BEGIN Records to process

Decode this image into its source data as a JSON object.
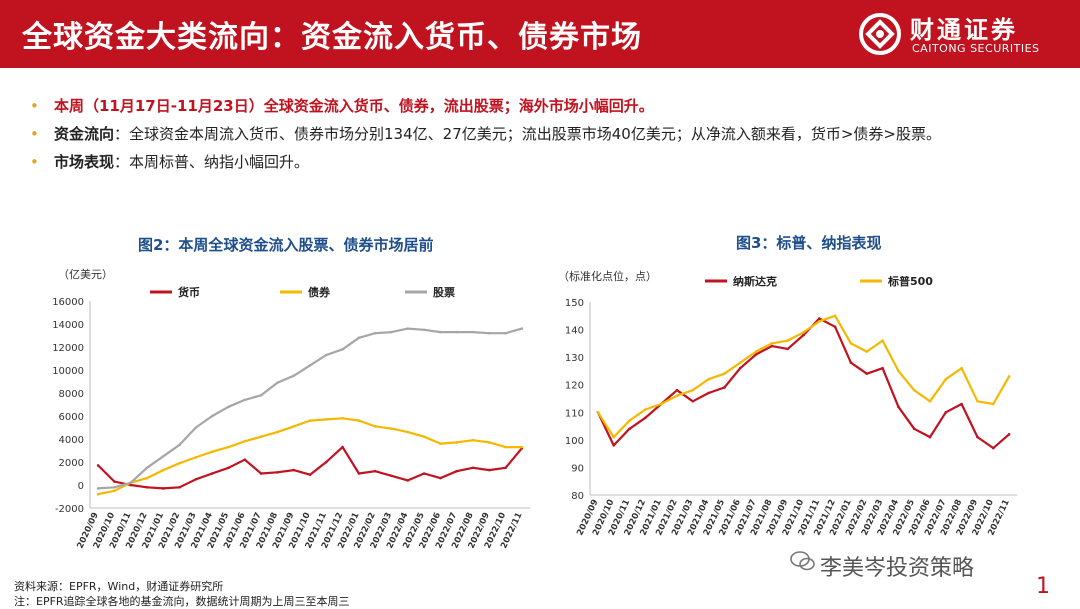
{
  "header": {
    "title": "全球资金大类流向：资金流入货币、债券市场",
    "logo_cn": "财通证券",
    "logo_en": "CAITONG SECURITIES"
  },
  "bullets": {
    "b1": "本周（11月17日-11月23日）全球资金流入货币、债券，流出股票；海外市场小幅回升。",
    "b2_head": "资金流向",
    "b2_text": "：全球资金本周流入货币、债券市场分别134亿、27亿美元；流出股票市场40亿美元；从净流入额来看，货币>债券>股票。",
    "b3_head": "市场表现",
    "b3_text": "：本周标普、纳指小幅回升。"
  },
  "colors": {
    "red": "#c1121f",
    "gold": "#f5b800",
    "grey": "#a6a6a6",
    "title_blue": "#1f4e8c"
  },
  "chart_data": [
    {
      "type": "line",
      "title": "图2：本周全球资金流入股票、债券市场居前",
      "unit": "（亿美元）",
      "ylim": [
        -2000,
        16000
      ],
      "yticks": [
        -2000,
        0,
        2000,
        4000,
        6000,
        8000,
        10000,
        12000,
        14000,
        16000
      ],
      "categories": [
        "2020/09",
        "2020/10",
        "2020/11",
        "2020/12",
        "2021/01",
        "2021/02",
        "2021/03",
        "2021/04",
        "2021/05",
        "2021/06",
        "2021/07",
        "2021/08",
        "2021/09",
        "2021/10",
        "2021/11",
        "2021/12",
        "2022/01",
        "2022/02",
        "2022/03",
        "2022/04",
        "2022/05",
        "2022/06",
        "2022/07",
        "2022/08",
        "2022/09",
        "2022/10",
        "2022/11"
      ],
      "series": [
        {
          "name": "货币",
          "color": "#c1121f",
          "values": [
            1700,
            300,
            0,
            -200,
            -300,
            -200,
            500,
            1000,
            1500,
            2200,
            1000,
            1100,
            1300,
            900,
            2000,
            3300,
            1000,
            1200,
            800,
            400,
            1000,
            600,
            1200,
            1500,
            1300,
            1500,
            3200
          ]
        },
        {
          "name": "债券",
          "color": "#f5b800",
          "values": [
            -800,
            -500,
            200,
            600,
            1300,
            1900,
            2400,
            2900,
            3300,
            3800,
            4200,
            4600,
            5100,
            5600,
            5700,
            5800,
            5600,
            5100,
            4900,
            4600,
            4200,
            3600,
            3700,
            3900,
            3700,
            3300,
            3300
          ]
        },
        {
          "name": "股票",
          "color": "#a6a6a6",
          "values": [
            -300,
            -200,
            200,
            1500,
            2500,
            3500,
            5000,
            6000,
            6800,
            7400,
            7800,
            8900,
            9500,
            10400,
            11300,
            11800,
            12800,
            13200,
            13300,
            13600,
            13500,
            13300,
            13300,
            13300,
            13200,
            13200,
            13600
          ]
        }
      ]
    },
    {
      "type": "line",
      "title": "图3：标普、纳指表现",
      "unit": "（标准化点位，点）",
      "ylim": [
        80,
        150
      ],
      "yticks": [
        80,
        90,
        100,
        110,
        120,
        130,
        140,
        150
      ],
      "categories": [
        "2020/09",
        "2020/10",
        "2020/11",
        "2020/12",
        "2021/01",
        "2021/02",
        "2021/03",
        "2021/04",
        "2021/05",
        "2021/06",
        "2021/07",
        "2021/08",
        "2021/09",
        "2021/10",
        "2021/11",
        "2021/12",
        "2022/01",
        "2022/02",
        "2022/03",
        "2022/04",
        "2022/05",
        "2022/06",
        "2022/07",
        "2022/08",
        "2022/09",
        "2022/10",
        "2022/11"
      ],
      "series": [
        {
          "name": "纳斯达克",
          "color": "#c1121f",
          "values": [
            110,
            98,
            104,
            108,
            113,
            118,
            114,
            117,
            119,
            126,
            131,
            134,
            133,
            138,
            144,
            141,
            128,
            124,
            126,
            112,
            104,
            101,
            110,
            113,
            101,
            97,
            102
          ]
        },
        {
          "name": "标普500",
          "color": "#f5b800",
          "values": [
            110,
            101,
            107,
            111,
            113,
            116,
            118,
            122,
            124,
            128,
            132,
            135,
            136,
            139,
            143,
            145,
            135,
            132,
            136,
            125,
            118,
            114,
            122,
            126,
            114,
            113,
            123
          ]
        }
      ]
    }
  ],
  "footer": {
    "source": "资料来源：EPFR，Wind，财通证券研究所",
    "note": "注：EPFR追踪全球各地的基金流向，数据统计周期为上周三至本周三"
  },
  "watermark": "李美岑投资策略",
  "page_number": "1"
}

END Records to process

Problem to solve
Look through the entries and work out how many lines have the word "name" in them; reply with that number only.

Expected output
5